→ EXERCISE OBJECTIVE:
Omit the pictures, please, and give each record below again exactly.

→ INFORMATION SUPPLIED:
* Begin *

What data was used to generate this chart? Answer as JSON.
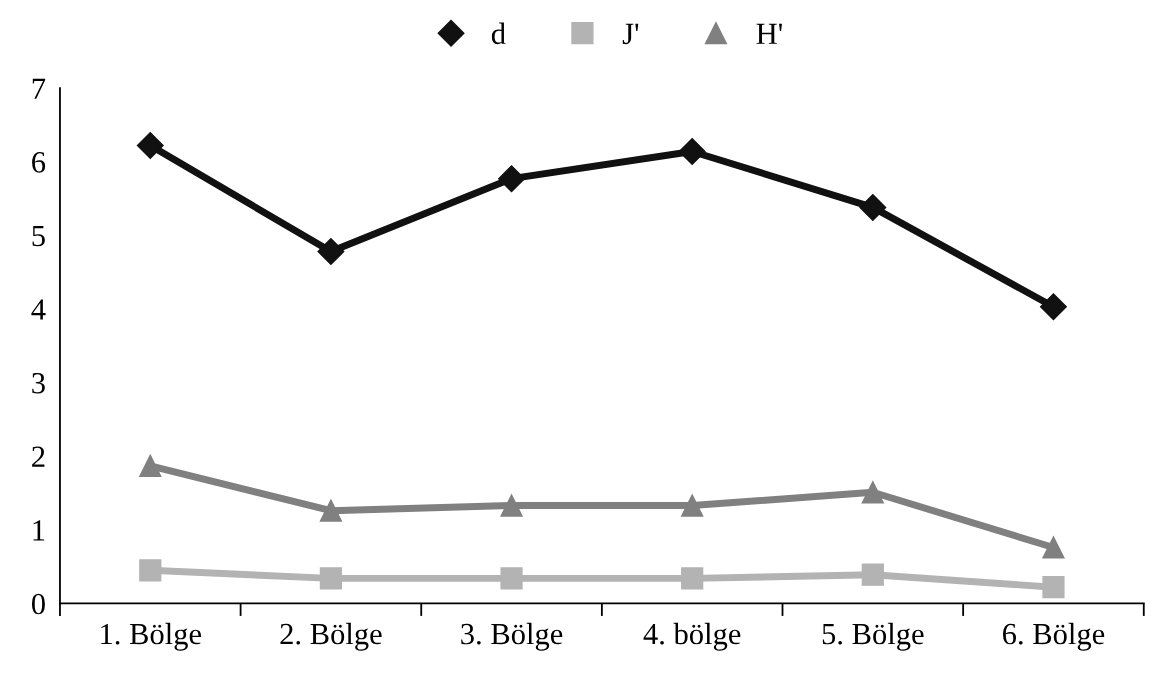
{
  "chart_data": {
    "type": "line",
    "categories": [
      "1. Bölge",
      "2. Bölge",
      "3. Bölge",
      "4. bölge",
      "5. Bölge",
      "6. Bölge"
    ],
    "series": [
      {
        "name": "d",
        "color": "#111111",
        "marker": "diamond",
        "values": [
          6.22,
          4.78,
          5.77,
          6.14,
          5.38,
          4.03
        ]
      },
      {
        "name": "J'",
        "color": "#b3b3b3",
        "marker": "square",
        "values": [
          0.45,
          0.34,
          0.34,
          0.34,
          0.39,
          0.22
        ]
      },
      {
        "name": "H'",
        "color": "#808080",
        "marker": "triangle",
        "values": [
          1.87,
          1.26,
          1.33,
          1.33,
          1.51,
          0.76
        ]
      }
    ],
    "ylim": [
      0,
      7
    ],
    "yticks": [
      0,
      1,
      2,
      3,
      4,
      5,
      6,
      7
    ],
    "grid": false,
    "legend": "top",
    "line_style": "solid"
  }
}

* End *

→ EXERCISE RESULT:
What data was used to generate this chart? Answer as JSON.
{
  "chart_data": {
    "type": "line",
    "categories": [
      "1. Bölge",
      "2. Bölge",
      "3. Bölge",
      "4. bölge",
      "5. Bölge",
      "6. Bölge"
    ],
    "series": [
      {
        "name": "d",
        "color": "#111111",
        "marker": "diamond",
        "values": [
          6.22,
          4.78,
          5.77,
          6.14,
          5.38,
          4.03
        ]
      },
      {
        "name": "J'",
        "color": "#b3b3b3",
        "marker": "square",
        "values": [
          0.45,
          0.34,
          0.34,
          0.34,
          0.39,
          0.22
        ]
      },
      {
        "name": "H'",
        "color": "#808080",
        "marker": "triangle",
        "values": [
          1.87,
          1.26,
          1.33,
          1.33,
          1.51,
          0.76
        ]
      }
    ],
    "ylim": [
      0,
      7
    ],
    "yticks": [
      0,
      1,
      2,
      3,
      4,
      5,
      6,
      7
    ],
    "grid": false,
    "legend": "top",
    "line_style": "solid"
  }
}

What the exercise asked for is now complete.